**** SUPPLIED RECORDS

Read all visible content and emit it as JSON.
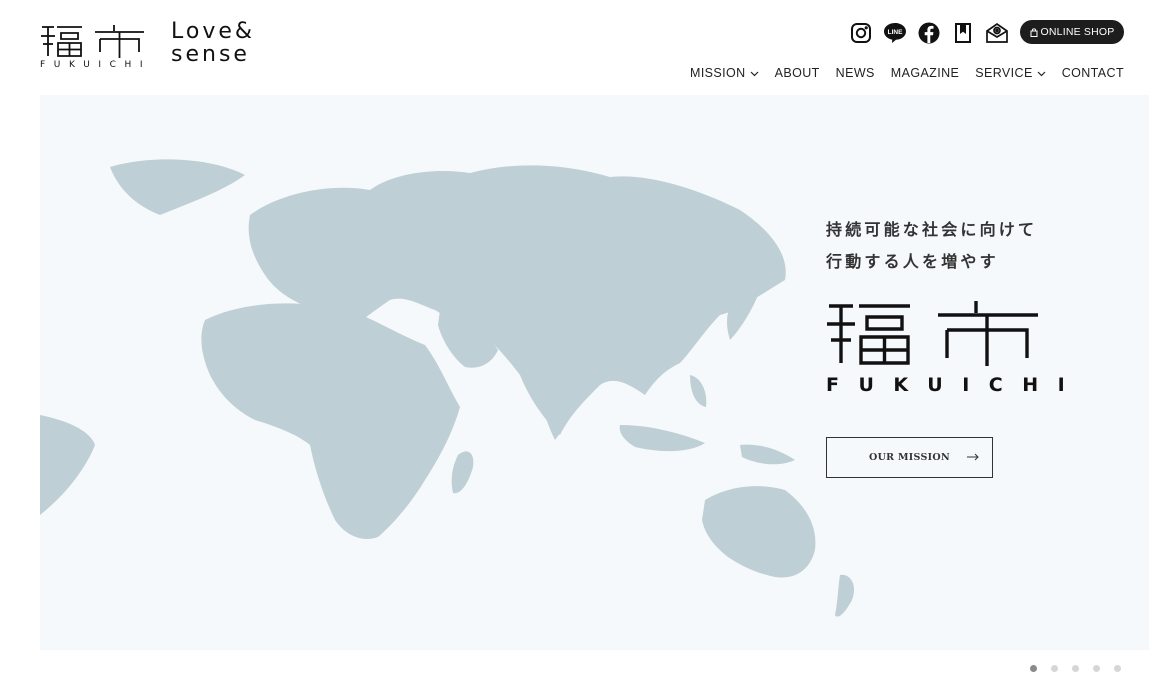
{
  "brand": {
    "logo_roman": "FUKUICHI",
    "love_line1": "Love&",
    "love_line2": "sense"
  },
  "header": {
    "social_icons": [
      "instagram-icon",
      "line-icon",
      "facebook-icon",
      "book-icon",
      "mail-icon"
    ],
    "line_icon_text": "LINE",
    "shop_label": "ONLINE SHOP"
  },
  "nav": {
    "items": [
      {
        "label": "MISSION",
        "has_dropdown": true
      },
      {
        "label": "ABOUT",
        "has_dropdown": false
      },
      {
        "label": "NEWS",
        "has_dropdown": false
      },
      {
        "label": "MAGAZINE",
        "has_dropdown": false
      },
      {
        "label": "SERVICE",
        "has_dropdown": true
      },
      {
        "label": "CONTACT",
        "has_dropdown": false
      }
    ]
  },
  "hero": {
    "tagline_line1": "持続可能な社会に向けて",
    "tagline_line2": "行動する人を増やす",
    "logo_roman": "FUKUICHI",
    "mission_button": "OUR MISSION",
    "map_color": "#bfcfd6",
    "background_color": "#f6f9fc"
  },
  "slider": {
    "total": 5,
    "active_index": 0
  }
}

********

_DESCRIPTION OF THE TASK_: Retype the whole listing exactly and leave the pictures out.

_SOLUTION TO THE EXERCISE_:
Read all visible content and emit it as JSON.
{
  "brand": {
    "logo_roman": "FUKUICHI",
    "love_line1": "Love&",
    "love_line2": "sense"
  },
  "header": {
    "social_icons": [
      "instagram-icon",
      "line-icon",
      "facebook-icon",
      "book-icon",
      "mail-icon"
    ],
    "line_icon_text": "LINE",
    "shop_label": "ONLINE SHOP"
  },
  "nav": {
    "items": [
      {
        "label": "MISSION",
        "has_dropdown": true
      },
      {
        "label": "ABOUT",
        "has_dropdown": false
      },
      {
        "label": "NEWS",
        "has_dropdown": false
      },
      {
        "label": "MAGAZINE",
        "has_dropdown": false
      },
      {
        "label": "SERVICE",
        "has_dropdown": true
      },
      {
        "label": "CONTACT",
        "has_dropdown": false
      }
    ]
  },
  "hero": {
    "tagline_line1": "持続可能な社会に向けて",
    "tagline_line2": "行動する人を増やす",
    "logo_roman": "FUKUICHI",
    "mission_button": "OUR MISSION",
    "map_color": "#bfcfd6",
    "background_color": "#f6f9fc"
  },
  "slider": {
    "total": 5,
    "active_index": 0
  }
}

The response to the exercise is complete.